**RECORDS TO PROCESS:**
═══
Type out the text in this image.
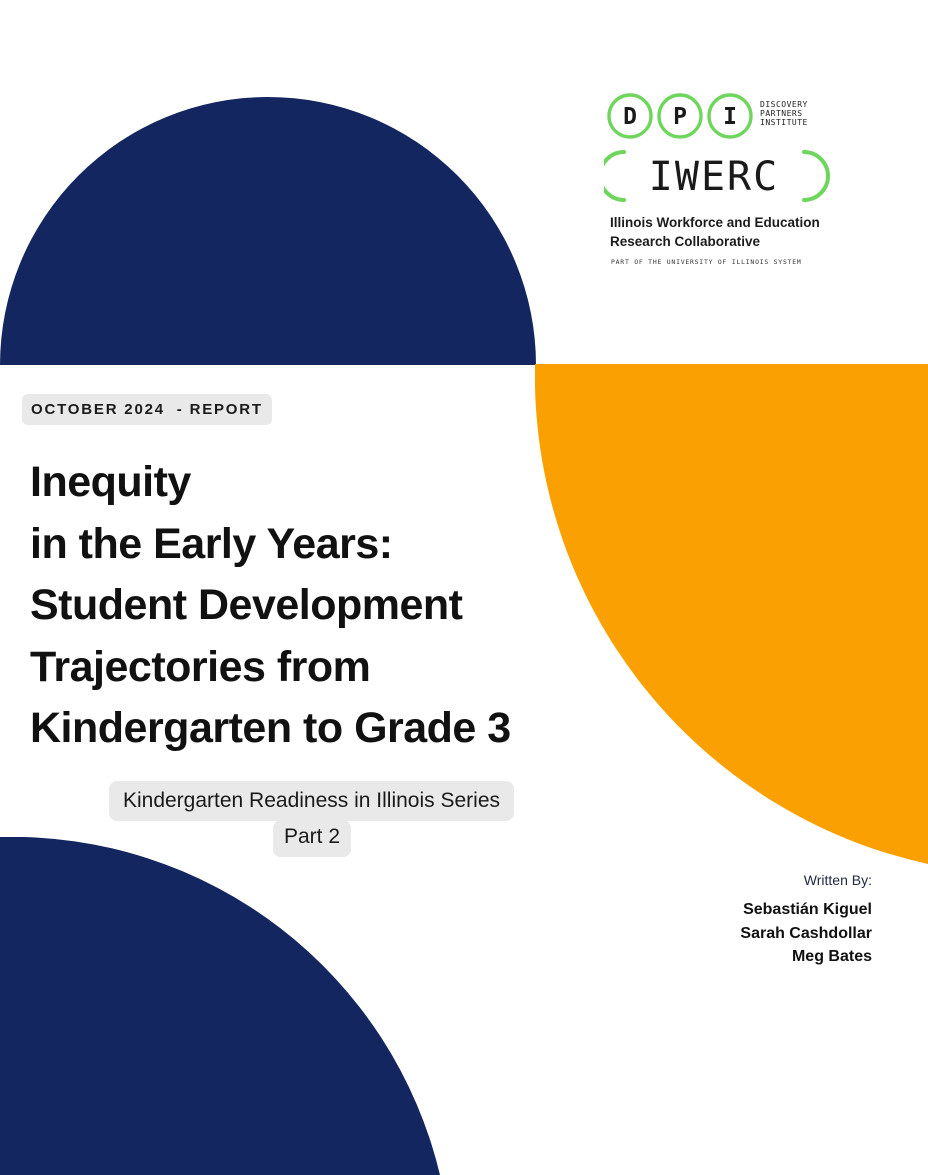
D P I	DISCOVERY
PARTNERS
INSTITUTE

IWERC

Illinois Workforce and Education
Research Collaborative

PART OF THE UNIVERSITY OF ILLINOIS SYSTEM

OCTOBER 2024  - REPORT
Inequity
in the Early Years:
Student Development
Trajectories from
Kindergarten to Grade 3
Kindergarten Readiness in Illinois Series
Part 2
Written By:
Sebastián Kiguel
Sarah Cashdollar
Meg Bates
═══
**WHAT TO DO:** Reproduce the entries above word for word. Pictures stay out.

**RESULT:**
Type out the text in this image.
D P I	DISCOVERY
PARTNERS
INSTITUTE

IWERC

Illinois Workforce and Education
Research Collaborative

PART OF THE UNIVERSITY OF ILLINOIS SYSTEM

OCTOBER 2024  - REPORT
Inequity
in the Early Years:
Student Development
Trajectories from
Kindergarten to Grade 3
Kindergarten Readiness in Illinois Series
Part 2
Written By:
Sebastián Kiguel
Sarah Cashdollar
Meg Bates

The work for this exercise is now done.